--- START Task inputs ---

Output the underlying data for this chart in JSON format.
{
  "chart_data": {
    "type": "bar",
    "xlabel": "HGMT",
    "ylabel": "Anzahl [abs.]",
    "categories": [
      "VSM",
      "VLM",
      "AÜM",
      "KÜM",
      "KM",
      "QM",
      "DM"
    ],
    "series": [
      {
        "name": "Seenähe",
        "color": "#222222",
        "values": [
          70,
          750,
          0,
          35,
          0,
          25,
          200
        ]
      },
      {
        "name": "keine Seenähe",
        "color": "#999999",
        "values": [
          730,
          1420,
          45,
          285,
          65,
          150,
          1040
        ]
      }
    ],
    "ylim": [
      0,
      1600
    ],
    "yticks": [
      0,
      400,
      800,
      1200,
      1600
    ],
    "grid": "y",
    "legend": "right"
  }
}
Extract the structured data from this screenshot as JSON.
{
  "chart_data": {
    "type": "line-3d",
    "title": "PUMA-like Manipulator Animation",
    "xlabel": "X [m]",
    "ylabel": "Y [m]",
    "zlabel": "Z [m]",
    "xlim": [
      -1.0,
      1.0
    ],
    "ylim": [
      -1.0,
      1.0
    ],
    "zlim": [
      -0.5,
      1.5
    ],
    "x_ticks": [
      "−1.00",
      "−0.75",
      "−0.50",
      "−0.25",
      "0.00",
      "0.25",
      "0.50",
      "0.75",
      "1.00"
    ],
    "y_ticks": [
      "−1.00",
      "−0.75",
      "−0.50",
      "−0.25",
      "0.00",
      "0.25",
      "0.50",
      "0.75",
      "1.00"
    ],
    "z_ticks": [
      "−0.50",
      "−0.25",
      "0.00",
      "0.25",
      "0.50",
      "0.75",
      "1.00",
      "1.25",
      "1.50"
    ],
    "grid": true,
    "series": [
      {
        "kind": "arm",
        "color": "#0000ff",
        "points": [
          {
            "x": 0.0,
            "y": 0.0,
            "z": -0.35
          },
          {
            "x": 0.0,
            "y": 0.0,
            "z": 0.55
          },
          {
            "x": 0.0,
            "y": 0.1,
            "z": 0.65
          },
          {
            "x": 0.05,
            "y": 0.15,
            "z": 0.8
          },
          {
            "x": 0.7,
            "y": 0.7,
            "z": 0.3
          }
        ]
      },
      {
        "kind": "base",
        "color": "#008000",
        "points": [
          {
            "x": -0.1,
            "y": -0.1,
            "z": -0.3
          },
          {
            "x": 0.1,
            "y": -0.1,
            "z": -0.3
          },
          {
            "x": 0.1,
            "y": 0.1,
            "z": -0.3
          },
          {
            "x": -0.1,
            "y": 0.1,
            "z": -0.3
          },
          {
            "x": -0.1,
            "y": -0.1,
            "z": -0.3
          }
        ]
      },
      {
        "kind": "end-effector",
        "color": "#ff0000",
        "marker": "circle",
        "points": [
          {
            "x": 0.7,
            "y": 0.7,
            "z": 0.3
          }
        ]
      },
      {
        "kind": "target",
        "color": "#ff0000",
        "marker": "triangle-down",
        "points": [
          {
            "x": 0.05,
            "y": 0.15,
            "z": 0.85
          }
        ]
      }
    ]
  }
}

--- END Task inputs ---

• What needs to be done:
Scan the entries above. Copy each line that has the string "color".

• Expected answer:
        "color": "#222222",
        "color": "#999999",
        "color": "#0000ff",
        "color": "#008000",
        "color": "#ff0000",
        "color": "#ff0000",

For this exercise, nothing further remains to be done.